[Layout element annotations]
--- Start ---

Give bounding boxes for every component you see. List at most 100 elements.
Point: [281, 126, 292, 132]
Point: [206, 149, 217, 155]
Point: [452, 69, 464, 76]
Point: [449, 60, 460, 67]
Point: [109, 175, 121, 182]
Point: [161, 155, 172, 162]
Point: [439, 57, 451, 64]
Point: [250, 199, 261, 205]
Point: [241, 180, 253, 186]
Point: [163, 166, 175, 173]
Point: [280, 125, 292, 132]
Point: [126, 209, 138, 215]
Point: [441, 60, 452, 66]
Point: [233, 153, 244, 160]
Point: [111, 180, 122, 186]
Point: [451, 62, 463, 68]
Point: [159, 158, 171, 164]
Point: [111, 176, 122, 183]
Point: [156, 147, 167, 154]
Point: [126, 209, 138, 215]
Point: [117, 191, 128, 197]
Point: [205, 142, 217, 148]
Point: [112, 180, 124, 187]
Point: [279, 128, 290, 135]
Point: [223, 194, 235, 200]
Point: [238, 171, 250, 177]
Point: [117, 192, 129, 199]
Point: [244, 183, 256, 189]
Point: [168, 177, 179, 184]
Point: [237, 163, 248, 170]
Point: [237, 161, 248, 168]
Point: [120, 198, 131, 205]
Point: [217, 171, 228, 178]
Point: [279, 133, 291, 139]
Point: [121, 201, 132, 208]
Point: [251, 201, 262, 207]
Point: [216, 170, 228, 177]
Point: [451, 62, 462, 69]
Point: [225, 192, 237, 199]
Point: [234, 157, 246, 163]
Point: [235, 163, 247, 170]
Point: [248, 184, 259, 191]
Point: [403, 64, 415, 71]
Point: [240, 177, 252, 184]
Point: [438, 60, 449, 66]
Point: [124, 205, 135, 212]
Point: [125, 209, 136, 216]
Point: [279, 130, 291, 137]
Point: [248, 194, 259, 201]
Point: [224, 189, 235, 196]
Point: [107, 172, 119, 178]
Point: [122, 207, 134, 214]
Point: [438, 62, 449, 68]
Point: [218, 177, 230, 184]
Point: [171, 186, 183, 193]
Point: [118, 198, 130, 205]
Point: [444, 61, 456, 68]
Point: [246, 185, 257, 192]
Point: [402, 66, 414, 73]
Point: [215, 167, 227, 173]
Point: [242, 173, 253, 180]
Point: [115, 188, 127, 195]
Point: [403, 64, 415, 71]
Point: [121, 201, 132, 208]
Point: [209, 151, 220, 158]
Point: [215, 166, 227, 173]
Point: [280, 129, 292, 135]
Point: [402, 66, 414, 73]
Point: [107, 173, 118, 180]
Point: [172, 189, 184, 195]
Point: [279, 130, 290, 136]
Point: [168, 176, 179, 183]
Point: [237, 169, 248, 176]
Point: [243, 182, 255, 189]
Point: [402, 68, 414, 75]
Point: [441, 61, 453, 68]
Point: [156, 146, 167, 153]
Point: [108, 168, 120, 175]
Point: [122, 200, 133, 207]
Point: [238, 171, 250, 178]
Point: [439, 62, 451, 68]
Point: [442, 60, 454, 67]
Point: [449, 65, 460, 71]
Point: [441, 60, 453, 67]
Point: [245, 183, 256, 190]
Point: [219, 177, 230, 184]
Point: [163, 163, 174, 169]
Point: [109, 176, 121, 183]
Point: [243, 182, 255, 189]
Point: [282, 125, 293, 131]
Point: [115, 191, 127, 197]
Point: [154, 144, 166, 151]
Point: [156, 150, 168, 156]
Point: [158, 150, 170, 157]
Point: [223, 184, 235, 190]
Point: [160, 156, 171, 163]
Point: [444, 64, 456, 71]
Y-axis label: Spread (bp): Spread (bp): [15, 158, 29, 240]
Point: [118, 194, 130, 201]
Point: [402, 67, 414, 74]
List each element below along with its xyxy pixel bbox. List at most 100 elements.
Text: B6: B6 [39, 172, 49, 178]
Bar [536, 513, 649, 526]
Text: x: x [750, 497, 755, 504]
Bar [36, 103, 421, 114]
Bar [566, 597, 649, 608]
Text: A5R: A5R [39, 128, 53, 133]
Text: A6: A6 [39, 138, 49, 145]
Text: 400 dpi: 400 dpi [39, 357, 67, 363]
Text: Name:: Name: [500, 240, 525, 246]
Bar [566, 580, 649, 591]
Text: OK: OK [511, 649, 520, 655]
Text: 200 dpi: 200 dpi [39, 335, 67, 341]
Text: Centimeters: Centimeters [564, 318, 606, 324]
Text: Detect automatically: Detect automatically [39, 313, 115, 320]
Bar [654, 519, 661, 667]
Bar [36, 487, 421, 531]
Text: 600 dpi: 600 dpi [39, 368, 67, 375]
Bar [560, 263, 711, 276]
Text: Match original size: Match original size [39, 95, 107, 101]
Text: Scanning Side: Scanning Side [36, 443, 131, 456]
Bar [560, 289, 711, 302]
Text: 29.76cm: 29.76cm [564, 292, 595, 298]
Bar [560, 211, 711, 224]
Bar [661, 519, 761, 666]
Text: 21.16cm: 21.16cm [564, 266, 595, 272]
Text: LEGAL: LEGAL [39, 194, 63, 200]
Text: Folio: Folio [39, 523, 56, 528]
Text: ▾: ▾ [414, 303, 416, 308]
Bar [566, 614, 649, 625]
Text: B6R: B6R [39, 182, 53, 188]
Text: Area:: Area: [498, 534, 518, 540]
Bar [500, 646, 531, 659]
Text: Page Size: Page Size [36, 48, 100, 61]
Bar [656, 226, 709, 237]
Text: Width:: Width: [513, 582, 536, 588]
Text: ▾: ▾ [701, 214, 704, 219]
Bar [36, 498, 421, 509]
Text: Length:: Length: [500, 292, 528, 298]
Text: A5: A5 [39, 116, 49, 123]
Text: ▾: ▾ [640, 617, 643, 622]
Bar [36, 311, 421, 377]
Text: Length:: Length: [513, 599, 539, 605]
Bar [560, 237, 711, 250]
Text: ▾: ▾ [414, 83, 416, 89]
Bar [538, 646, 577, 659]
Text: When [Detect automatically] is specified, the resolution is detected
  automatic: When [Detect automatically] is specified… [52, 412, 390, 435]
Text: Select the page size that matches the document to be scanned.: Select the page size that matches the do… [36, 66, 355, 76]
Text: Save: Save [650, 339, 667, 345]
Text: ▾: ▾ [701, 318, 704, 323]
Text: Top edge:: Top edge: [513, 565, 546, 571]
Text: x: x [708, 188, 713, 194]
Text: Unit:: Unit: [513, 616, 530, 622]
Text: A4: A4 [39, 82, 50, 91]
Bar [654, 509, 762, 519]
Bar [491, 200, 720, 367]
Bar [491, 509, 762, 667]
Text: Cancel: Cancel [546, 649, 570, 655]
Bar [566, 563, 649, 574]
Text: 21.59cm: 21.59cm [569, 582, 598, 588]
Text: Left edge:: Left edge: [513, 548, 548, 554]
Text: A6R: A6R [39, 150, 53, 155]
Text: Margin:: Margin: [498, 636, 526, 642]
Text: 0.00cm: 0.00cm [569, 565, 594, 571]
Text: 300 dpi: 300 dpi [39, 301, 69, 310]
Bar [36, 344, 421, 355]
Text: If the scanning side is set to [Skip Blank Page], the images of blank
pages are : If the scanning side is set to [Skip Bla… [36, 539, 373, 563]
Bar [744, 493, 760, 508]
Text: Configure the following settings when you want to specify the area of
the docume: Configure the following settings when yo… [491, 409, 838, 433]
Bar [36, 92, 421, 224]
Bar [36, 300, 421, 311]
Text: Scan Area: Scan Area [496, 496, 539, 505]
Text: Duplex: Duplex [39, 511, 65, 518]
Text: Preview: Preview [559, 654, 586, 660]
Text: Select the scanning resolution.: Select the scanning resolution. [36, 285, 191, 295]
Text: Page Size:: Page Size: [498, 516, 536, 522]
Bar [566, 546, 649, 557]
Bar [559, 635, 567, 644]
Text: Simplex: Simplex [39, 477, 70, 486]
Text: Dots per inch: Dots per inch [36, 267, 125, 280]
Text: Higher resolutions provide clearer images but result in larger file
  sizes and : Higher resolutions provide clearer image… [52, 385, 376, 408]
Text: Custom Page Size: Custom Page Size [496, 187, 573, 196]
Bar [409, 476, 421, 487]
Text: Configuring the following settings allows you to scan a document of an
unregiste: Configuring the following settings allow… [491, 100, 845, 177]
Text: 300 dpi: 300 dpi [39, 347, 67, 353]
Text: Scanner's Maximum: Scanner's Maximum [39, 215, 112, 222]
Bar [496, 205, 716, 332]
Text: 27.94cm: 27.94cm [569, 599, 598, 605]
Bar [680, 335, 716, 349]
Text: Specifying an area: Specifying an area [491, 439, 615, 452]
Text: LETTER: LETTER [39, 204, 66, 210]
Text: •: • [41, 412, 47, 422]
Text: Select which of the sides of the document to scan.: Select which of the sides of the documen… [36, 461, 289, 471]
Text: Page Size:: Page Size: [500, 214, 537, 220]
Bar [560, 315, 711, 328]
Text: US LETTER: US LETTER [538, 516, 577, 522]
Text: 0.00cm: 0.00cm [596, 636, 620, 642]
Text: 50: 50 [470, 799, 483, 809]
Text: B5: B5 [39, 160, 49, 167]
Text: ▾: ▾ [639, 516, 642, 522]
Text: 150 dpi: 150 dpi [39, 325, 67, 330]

--- End ---

What you need to do - Filter the lines above down to those containing the string "elements", treating case as significant.

Finished answer -
Give bounding boxes for every component you see. List at most 100 elements.
List each element below along with its xyxy pixel bbox. List at most 100 elements.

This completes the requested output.